▸ FRAGMENTO DEL TEXTO
════════════════════
El deseo final de Barbasán no es otro que el de reconocerse como hombre desde la perspectiva del artista, de ahí que a la transmutación artística de los asuntos que ha conquistado y que conserva con devoción oponga el primer testimonio de una actividad personal, la formal propiamente dicha, la acentuación de la misma en la complementariedad del cultivo de una ironía aséptica que parece ser tanto más importante cuanto que el cuidado que se toma en darle un carácter desenfadado y familiar la torna más humana, menos trascendente, pero que posee el incuestionable valor de mantener en su espíritu la fidelidad a sí mismo. Le ayuda a reconocerse y atribuir mayor mérito a su intimidad artística que sólo recibe su valor primario del valor que él mismo se atribuye. Desde esta perspectiva, su arte protege ya la confianza de un hombre en su vocación y en el favor del destino.
════════════════════
▸ DATOS PROPORCIONADOS
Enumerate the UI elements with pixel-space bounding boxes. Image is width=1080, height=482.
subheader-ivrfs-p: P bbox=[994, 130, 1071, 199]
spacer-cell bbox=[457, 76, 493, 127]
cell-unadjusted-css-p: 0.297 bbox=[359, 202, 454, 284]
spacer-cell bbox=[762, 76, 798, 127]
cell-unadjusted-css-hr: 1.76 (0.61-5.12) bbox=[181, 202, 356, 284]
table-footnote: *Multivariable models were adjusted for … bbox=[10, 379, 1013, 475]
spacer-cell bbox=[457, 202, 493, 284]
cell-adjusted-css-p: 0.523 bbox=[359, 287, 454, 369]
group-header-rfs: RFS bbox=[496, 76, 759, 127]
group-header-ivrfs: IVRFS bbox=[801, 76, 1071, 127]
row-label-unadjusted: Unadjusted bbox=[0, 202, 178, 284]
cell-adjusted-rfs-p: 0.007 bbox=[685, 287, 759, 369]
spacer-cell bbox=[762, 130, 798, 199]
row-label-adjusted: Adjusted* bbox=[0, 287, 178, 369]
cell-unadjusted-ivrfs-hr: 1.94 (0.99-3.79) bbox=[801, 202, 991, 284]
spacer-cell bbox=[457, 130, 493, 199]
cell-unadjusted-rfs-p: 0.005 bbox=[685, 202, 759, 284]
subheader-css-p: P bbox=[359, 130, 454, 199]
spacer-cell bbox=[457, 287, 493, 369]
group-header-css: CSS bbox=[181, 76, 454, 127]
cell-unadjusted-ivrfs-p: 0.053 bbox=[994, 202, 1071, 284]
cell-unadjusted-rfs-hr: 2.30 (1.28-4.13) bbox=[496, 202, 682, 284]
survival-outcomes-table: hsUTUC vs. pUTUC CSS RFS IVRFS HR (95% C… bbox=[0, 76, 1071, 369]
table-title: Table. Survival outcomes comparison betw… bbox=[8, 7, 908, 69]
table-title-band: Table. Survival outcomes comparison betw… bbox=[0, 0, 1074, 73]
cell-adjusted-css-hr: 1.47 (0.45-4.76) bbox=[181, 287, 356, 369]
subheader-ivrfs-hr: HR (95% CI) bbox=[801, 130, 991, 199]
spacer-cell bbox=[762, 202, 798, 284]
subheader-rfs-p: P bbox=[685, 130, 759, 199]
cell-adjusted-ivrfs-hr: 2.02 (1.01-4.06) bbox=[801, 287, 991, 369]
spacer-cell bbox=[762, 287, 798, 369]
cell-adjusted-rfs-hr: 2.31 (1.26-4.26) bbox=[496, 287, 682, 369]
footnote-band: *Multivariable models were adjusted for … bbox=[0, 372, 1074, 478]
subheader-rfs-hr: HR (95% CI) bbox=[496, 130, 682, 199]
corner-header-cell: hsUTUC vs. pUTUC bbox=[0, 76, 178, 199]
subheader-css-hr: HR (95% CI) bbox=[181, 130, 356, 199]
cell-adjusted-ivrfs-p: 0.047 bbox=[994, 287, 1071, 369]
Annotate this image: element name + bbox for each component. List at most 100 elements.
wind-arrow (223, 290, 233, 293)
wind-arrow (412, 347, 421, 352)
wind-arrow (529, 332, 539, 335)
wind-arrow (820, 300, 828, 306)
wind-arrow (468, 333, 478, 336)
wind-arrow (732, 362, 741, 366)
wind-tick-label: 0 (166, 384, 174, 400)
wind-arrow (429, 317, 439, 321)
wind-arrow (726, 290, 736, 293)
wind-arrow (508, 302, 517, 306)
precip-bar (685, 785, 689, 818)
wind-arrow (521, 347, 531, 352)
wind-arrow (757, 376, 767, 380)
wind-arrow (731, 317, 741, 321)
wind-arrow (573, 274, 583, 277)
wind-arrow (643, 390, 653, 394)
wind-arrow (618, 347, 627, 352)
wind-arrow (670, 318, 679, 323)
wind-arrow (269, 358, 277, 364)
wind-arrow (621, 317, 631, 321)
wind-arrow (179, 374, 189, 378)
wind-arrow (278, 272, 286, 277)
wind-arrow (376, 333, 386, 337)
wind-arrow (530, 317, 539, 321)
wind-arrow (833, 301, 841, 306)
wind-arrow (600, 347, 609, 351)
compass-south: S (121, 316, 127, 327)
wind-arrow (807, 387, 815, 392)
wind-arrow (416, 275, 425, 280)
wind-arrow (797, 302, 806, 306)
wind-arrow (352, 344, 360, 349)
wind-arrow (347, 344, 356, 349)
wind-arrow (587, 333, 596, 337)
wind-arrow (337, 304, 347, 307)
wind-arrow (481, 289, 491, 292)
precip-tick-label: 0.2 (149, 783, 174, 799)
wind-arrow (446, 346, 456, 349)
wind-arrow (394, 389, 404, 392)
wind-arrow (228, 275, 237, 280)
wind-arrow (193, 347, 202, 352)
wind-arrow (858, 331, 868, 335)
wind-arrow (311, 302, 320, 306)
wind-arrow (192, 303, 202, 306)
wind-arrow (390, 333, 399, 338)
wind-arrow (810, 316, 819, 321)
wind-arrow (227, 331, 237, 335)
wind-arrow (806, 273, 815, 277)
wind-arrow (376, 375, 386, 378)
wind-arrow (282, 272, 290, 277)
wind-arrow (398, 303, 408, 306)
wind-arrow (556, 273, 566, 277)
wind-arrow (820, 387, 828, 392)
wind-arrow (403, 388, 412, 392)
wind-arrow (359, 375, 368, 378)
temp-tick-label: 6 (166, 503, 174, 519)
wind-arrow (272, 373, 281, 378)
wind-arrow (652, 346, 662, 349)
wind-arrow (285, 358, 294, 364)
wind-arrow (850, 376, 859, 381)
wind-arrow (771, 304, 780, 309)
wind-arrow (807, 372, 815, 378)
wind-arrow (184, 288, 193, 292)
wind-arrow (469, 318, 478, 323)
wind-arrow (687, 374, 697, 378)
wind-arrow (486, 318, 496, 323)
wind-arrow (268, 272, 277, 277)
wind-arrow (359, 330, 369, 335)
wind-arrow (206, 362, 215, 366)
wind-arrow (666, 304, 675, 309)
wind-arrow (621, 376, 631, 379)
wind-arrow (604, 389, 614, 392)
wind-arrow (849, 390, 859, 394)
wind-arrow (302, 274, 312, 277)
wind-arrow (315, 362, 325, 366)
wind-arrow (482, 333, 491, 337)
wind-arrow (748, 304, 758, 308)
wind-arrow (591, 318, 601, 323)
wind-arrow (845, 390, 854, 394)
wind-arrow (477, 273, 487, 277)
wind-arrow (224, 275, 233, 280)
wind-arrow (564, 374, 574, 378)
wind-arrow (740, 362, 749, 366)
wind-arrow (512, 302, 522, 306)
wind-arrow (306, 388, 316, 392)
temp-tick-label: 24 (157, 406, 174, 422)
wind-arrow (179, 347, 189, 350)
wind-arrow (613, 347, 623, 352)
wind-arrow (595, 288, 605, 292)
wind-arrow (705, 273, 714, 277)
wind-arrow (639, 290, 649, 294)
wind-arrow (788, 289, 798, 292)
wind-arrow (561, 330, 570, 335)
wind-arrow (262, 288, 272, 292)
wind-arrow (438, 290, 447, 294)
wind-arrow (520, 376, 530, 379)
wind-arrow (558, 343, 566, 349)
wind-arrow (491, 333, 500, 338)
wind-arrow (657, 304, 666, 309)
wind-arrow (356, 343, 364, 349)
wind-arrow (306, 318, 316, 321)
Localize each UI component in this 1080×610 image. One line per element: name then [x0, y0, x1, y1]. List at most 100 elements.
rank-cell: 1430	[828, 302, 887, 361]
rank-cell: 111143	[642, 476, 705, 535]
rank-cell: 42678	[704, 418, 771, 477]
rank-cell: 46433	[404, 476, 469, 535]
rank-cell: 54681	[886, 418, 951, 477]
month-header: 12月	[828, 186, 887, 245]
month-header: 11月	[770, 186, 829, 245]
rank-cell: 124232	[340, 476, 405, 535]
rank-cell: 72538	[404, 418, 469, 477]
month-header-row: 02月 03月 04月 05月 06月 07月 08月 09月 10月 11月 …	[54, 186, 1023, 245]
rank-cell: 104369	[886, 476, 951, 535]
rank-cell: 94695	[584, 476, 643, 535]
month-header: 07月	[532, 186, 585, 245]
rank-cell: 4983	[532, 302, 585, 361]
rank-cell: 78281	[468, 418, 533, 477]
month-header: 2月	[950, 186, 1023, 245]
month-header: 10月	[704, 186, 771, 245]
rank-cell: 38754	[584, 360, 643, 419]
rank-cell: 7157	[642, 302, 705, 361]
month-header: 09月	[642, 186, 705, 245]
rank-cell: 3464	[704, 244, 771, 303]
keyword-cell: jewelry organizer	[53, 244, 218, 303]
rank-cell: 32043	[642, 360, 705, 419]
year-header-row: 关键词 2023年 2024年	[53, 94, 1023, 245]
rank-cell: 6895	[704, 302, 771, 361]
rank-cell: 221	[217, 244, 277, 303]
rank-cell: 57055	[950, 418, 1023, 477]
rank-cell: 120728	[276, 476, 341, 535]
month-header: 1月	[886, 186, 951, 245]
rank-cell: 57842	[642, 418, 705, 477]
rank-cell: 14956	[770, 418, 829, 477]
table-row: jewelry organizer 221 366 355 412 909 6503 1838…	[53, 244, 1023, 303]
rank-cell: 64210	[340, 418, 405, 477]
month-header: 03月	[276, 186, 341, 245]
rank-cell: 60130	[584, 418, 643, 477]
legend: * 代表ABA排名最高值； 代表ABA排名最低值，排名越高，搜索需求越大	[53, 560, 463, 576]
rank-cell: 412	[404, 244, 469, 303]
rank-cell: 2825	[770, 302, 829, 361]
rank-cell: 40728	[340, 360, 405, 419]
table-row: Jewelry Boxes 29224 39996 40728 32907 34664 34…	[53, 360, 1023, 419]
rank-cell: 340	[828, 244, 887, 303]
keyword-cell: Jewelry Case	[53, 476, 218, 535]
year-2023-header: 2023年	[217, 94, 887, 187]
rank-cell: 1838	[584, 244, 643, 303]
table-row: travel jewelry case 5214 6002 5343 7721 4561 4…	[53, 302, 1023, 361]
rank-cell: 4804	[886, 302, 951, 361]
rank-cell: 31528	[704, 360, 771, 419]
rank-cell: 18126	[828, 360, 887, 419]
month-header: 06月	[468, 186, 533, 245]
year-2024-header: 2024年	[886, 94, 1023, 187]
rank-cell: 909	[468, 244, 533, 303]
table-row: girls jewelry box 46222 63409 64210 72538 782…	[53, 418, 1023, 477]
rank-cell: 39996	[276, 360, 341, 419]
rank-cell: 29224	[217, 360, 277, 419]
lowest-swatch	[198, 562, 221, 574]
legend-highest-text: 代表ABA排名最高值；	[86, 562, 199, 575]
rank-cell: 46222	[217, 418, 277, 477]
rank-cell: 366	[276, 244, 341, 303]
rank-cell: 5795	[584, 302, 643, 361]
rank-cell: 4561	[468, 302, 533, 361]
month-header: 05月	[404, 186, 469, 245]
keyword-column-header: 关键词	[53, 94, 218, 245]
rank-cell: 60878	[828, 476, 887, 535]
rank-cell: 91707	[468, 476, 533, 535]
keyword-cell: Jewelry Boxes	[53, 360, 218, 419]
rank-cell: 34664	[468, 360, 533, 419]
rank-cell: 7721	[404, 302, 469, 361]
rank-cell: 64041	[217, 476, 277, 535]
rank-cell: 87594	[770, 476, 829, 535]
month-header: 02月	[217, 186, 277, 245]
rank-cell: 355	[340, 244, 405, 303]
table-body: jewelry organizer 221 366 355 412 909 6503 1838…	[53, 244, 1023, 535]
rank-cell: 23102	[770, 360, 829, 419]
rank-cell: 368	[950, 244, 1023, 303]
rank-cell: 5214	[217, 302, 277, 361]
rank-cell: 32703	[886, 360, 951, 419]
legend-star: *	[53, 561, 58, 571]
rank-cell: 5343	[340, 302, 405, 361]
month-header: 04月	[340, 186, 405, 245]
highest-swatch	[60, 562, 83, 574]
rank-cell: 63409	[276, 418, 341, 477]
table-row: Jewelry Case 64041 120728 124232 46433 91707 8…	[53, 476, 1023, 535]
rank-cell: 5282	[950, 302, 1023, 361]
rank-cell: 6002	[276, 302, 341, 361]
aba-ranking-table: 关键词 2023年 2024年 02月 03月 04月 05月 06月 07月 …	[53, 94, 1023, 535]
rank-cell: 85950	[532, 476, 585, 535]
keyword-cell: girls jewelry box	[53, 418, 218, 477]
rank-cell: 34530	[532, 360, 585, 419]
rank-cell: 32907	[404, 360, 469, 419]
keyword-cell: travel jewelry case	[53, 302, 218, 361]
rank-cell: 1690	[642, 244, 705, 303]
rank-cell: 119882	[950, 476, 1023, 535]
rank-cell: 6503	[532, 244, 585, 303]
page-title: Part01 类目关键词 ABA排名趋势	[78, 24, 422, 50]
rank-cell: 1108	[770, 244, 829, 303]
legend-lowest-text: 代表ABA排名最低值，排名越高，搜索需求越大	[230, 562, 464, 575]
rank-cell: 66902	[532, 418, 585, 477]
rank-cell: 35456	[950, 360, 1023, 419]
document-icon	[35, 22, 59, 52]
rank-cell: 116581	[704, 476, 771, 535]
════════════════════
▸ ENUNCIADO
Reescribe el tramo del texto sobre Barbasán que va desde "El deseo final" hasta "favor del destino.", sustituyendo "ironía aséptica" por "ironía serena".

▸ RESPUESTA COMPLETA
El deseo final de Barbasán no es otro que el de reconocerse como hombre desde la perspectiva del artista, de ahí que a la transmutación artística de los asuntos que ha conquistado y que conserva con devoción oponga el primer testimonio de una actividad personal, la formal propiamente dicha, la acentuación de la misma en la complementariedad del cultivo de una ironía serena que parece ser tanto más importante cuanto que el cuidado que se toma en darle un carácter desenfadado y familiar la torna más humana, menos trascendente, pero que posee el incuestionable valor de mantener en su espíritu la fidelidad a sí mismo. Le ayuda a reconocerse y atribuir mayor mérito a su intimidad artística que sólo recibe su valor primario del valor que él mismo se atribuye. Desde esta perspectiva, su arte protege ya la confianza de un hombre en su vocación y en el favor del destino.